Source records >>
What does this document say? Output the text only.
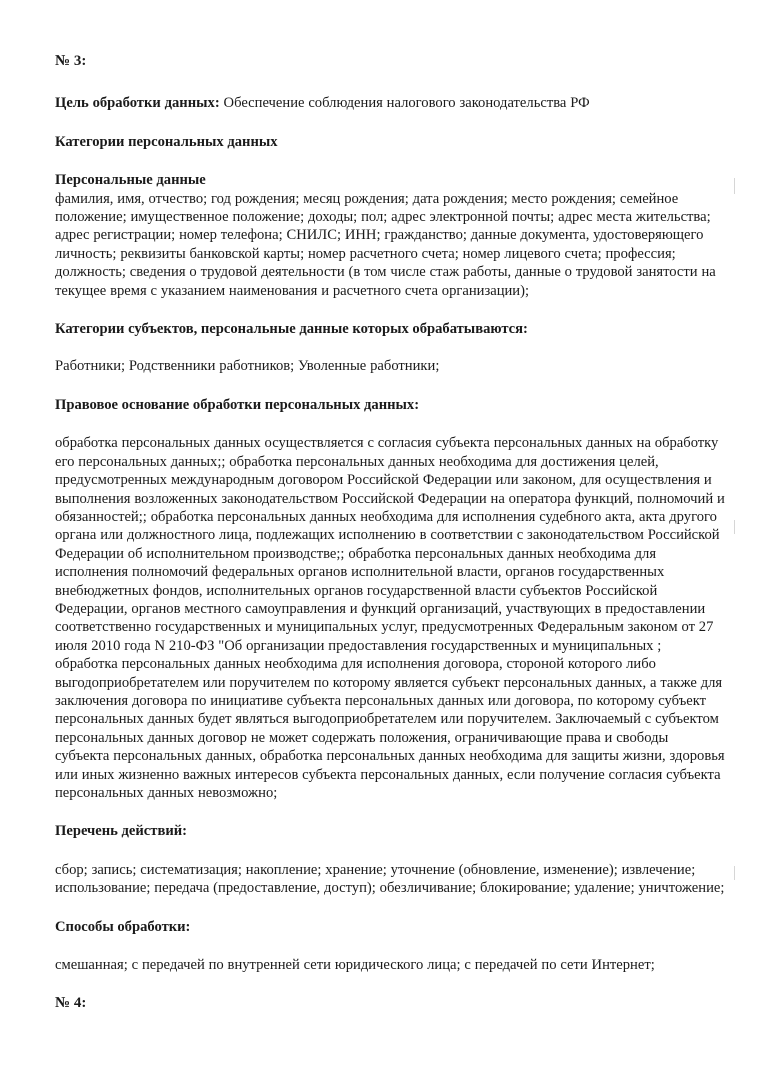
№ 3:

Цель обработки данных: Обеспечение соблюдения налогового законодательства РФ

Категории персональных данных

Персональные данные

фамилия, имя, отчество; год рождения; месяц рождения; дата рождения; место рождения; семейное положение; имущественное положение; доходы; пол; адрес электронной почты; адрес места жительства; адрес регистрации; номер телефона; СНИЛС; ИНН; гражданство; данные документа, удостоверяющего личность; реквизиты банковской карты; номер расчетного счета; номер лицевого счета; профессия; должность; сведения о трудовой деятельности (в том числе стаж работы, данные о трудовой занятости на текущее время с указанием наименования и расчетного счета организации);

Категории субъектов, персональные данные которых обрабатываются:

Работники; Родственники работников; Уволенные работники;

Правовое основание обработки персональных данных:

обработка персональных данных осуществляется с согласия субъекта персональных данных на обработку его персональных данных;; обработка персональных данных необходима для достижения целей, предусмотренных международным договором Российской Федерации или законом, для осуществления и выполнения возложенных законодательством Российской Федерации на оператора функций, полномочий и обязанностей;; обработка персональных данных необходима для исполнения судебного акта, акта другого органа или должностного лица, подлежащих исполнению в соответствии с законодательством Российской Федерации об исполнительном производстве;; обработка персональных данных необходима для исполнения полномочий федеральных органов исполнительной власти, органов государственных внебюджетных фондов, исполнительных органов государственной власти субъектов Российской Федерации, органов местного самоуправления и функций организаций, участвующих в предоставлении соответственно государственных и муниципальных услуг, предусмотренных Федеральным законом от 27 июля 2010 года N 210-ФЗ "Об организации предоставления государственных и муниципальных ; обработка персональных данных необходима для исполнения договора, стороной которого либо выгодоприобретателем или поручителем по которому является субъект персональных данных, а также для заключения договора по инициативе субъекта персональных данных или договора, по которому субъект персональных данных будет являться выгодоприобретателем или поручителем. Заключаемый с субъектом персональных данных договор не может содержать положения, ограничивающие права и свободы субъекта персональных данных, обработка персональных данных необходима для защиты жизни, здоровья или иных жизненно важных интересов субъекта персональных данных, если получение согласия субъекта персональных данных невозможно;

Перечень действий:

сбор; запись; систематизация; накопление; хранение; уточнение (обновление, изменение); извлечение; использование; передача (предоставление, доступ); обезличивание; блокирование; удаление; уничтожение;

Способы обработки:

смешанная; с передачей по внутренней сети юридического лица; с передачей по сети Интернет;

№ 4:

Your goal >> Reply with one number only, the count of lines above that hold the string "Категории".

Task result >> 2